— Begin —

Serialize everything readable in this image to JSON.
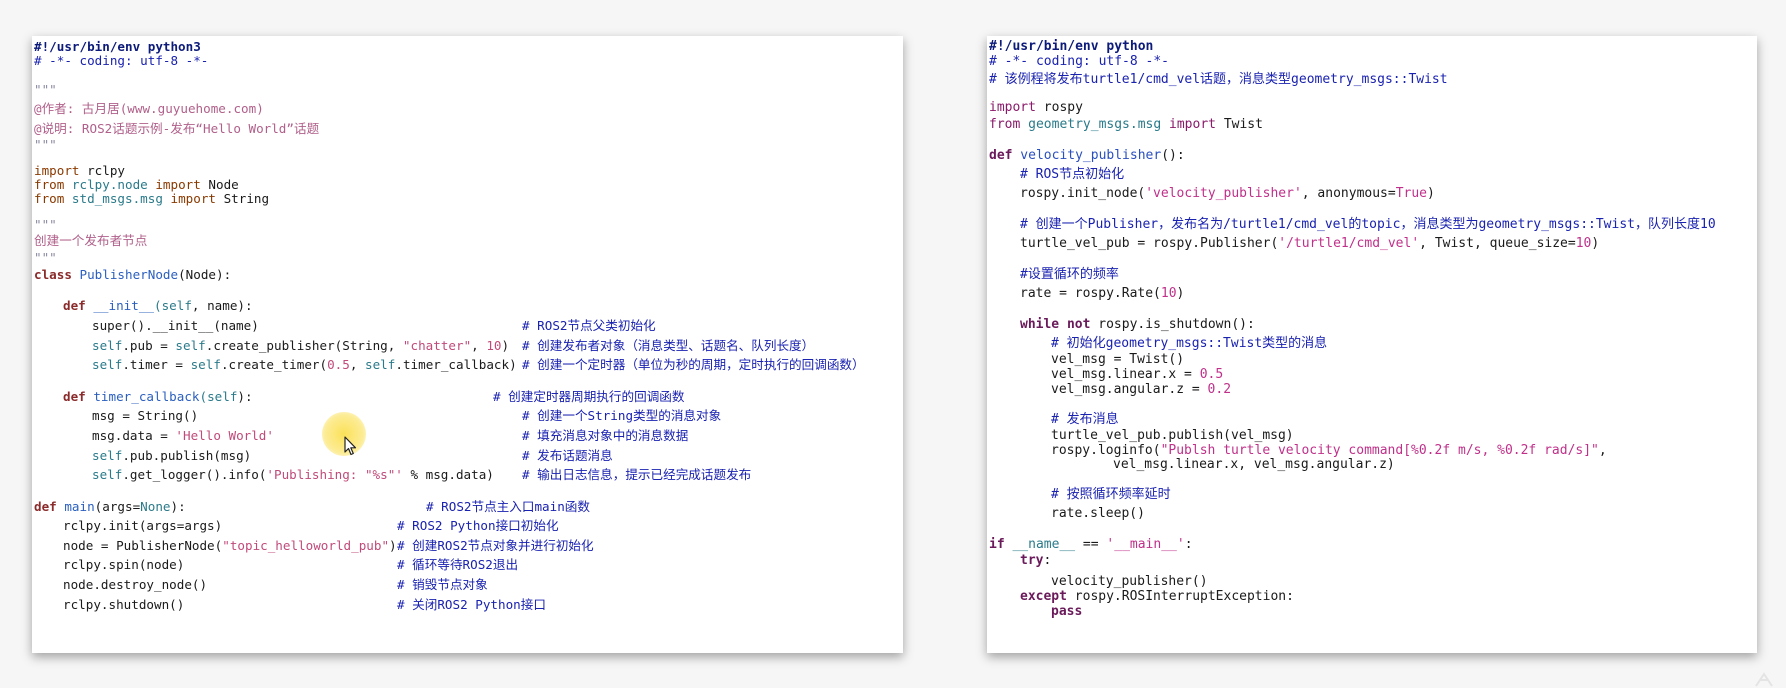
{
  "left": {
    "shebang": "#!/usr/bin/env python3",
    "coding": "# -*- coding: utf-8 -*-",
    "triple_quote": "\"\"\"",
    "author": "@作者: 古月居(www.guyuehome.com)",
    "desc": "@说明: ROS2话题示例-发布“Hello World”话题",
    "imp1_kw": "import",
    "imp1_mod": " rclpy",
    "imp2_from": "from",
    "imp2_mod": " rclpy.node ",
    "imp2_import": "import",
    "imp2_name": " Node",
    "imp3_from": "from",
    "imp3_mod": " std_msgs.msg ",
    "imp3_import": "import",
    "imp3_name": " String",
    "create_node_doc": "创建一个发布者节点",
    "class_kw": "class",
    "class_name": " PublisherNode",
    "class_rest": "(Node):",
    "def1": "def",
    "init_name": " __init__",
    "init_args_self": "(self",
    "init_args_rest": ", name):",
    "super_call": "super().__init__(name)",
    "cmt_super": "# ROS2节点父类初始化",
    "pub_self": "self",
    "pub_mid": ".pub = ",
    "pub_self2": "self",
    "pub_call": ".create_publisher(String, ",
    "pub_str": "\"chatter\"",
    "pub_sep": ", ",
    "pub_num": "10",
    "pub_end": ")",
    "cmt_pub": "# 创建发布者对象（消息类型、话题名、队列长度）",
    "timer_self": "self",
    "timer_mid": ".timer = ",
    "timer_self2": "self",
    "timer_call": ".create_timer(",
    "timer_num": "0.5",
    "timer_sep": ", ",
    "timer_self3": "self",
    "timer_end": ".timer_callback)",
    "cmt_timer": "# 创建一个定时器（单位为秒的周期，定时执行的回调函数）",
    "def2": "def",
    "cb_name": " timer_callback",
    "cb_args_self": "(self",
    "cb_args_rest": "):",
    "cmt_cb": "# 创建定时器周期执行的回调函数",
    "msg_line": "msg = String()",
    "cmt_msg": "# 创建一个String类型的消息对象",
    "data_pre": "msg.data = ",
    "data_str": "'Hello World'",
    "cmt_data": "# 填充消息对象中的消息数据",
    "publish_self": "self",
    "publish_rest": ".pub.publish(msg)",
    "cmt_publish": "# 发布话题消息",
    "log_self": "self",
    "log_mid": ".get_logger().info(",
    "log_str": "'Publishing: \"%s\"'",
    "log_end": " % msg.data)",
    "cmt_log": "# 输出日志信息，提示已经完成话题发布",
    "def3": "def",
    "main_name": " main",
    "main_args": "(args=",
    "main_none": "None",
    "main_end": "):",
    "cmt_main": "# ROS2节点主入口main函数",
    "init_line": "rclpy.init(args=args)",
    "cmt_init": "# ROS2 Python接口初始化",
    "node_pre": "node = PublisherNode(",
    "node_str": "\"topic_helloworld_pub\"",
    "node_end": ")",
    "cmt_node": "# 创建ROS2节点对象并进行初始化",
    "spin_line": "rclpy.spin(node)",
    "cmt_spin": "# 循环等待ROS2退出",
    "destroy_line": "node.destroy_node()",
    "cmt_destroy": "# 销毁节点对象",
    "shutdown_line": "rclpy.shutdown()",
    "cmt_shutdown": "# 关闭ROS2 Python接口"
  },
  "right": {
    "shebang": "#!/usr/bin/env python",
    "coding": "# -*- coding: utf-8 -*-",
    "header_cmt": "# 该例程将发布turtle1/cmd_vel话题，消息类型geometry_msgs::Twist",
    "imp1_kw": "import",
    "imp1_mod": " rospy",
    "imp2_from": "from",
    "imp2_mod": " geometry_msgs.msg ",
    "imp2_import": "import",
    "imp2_name": " Twist",
    "def_kw": "def",
    "def_name": " velocity_publisher",
    "def_end": "():",
    "cmt_init": "# ROS节点初始化",
    "init_pre": "rospy.init_node(",
    "init_str": "'velocity_publisher'",
    "init_mid": ", anonymous=",
    "init_true": "True",
    "init_end": ")",
    "cmt_pub": "# 创建一个Publisher，发布名为/turtle1/cmd_vel的topic，消息类型为geometry_msgs::Twist，队列长度10",
    "pub_pre": "turtle_vel_pub = rospy.Publisher(",
    "pub_str": "'/turtle1/cmd_vel'",
    "pub_mid": ", Twist, queue_size=",
    "pub_num": "10",
    "pub_end": ")",
    "cmt_rate": "#设置循环的频率",
    "rate_pre": "rate = rospy.Rate(",
    "rate_num": "10",
    "rate_end": ")",
    "while_kw": "while",
    "while_not": " not",
    "while_rest": " rospy.is_shutdown():",
    "cmt_twist": "# 初始化geometry_msgs::Twist类型的消息",
    "vel_msg": "vel_msg = Twist()",
    "lin_pre": "vel_msg.linear.x = ",
    "lin_num": "0.5",
    "ang_pre": "vel_msg.angular.z = ",
    "ang_num": "0.2",
    "cmt_publish": "# 发布消息",
    "publish_line": "turtle_vel_pub.publish(vel_msg)",
    "log_pre": "rospy.loginfo(",
    "log_str": "\"Publsh turtle velocity command[%0.2f m/s, %0.2f rad/s]\"",
    "log_end": ",",
    "log_cont": "vel_msg.linear.x, vel_msg.angular.z)",
    "cmt_sleep": "# 按照循环频率延时",
    "sleep_line": "rate.sleep()",
    "if_kw": "if",
    "if_name": " __name__",
    "if_mid": " == ",
    "if_str": "'__main__'",
    "if_end": ":",
    "try_kw": "try",
    "try_colon": ":",
    "call_line": "velocity_publisher()",
    "except_kw": "except",
    "except_rest": " rospy.ROSInterruptException:",
    "pass_kw": "pass"
  }
}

— End —

(TASK STATEMENT):
Find how many of the lines above have the word "rospy" in them. State only that number.

(OUTPUT OF THE TASK):
7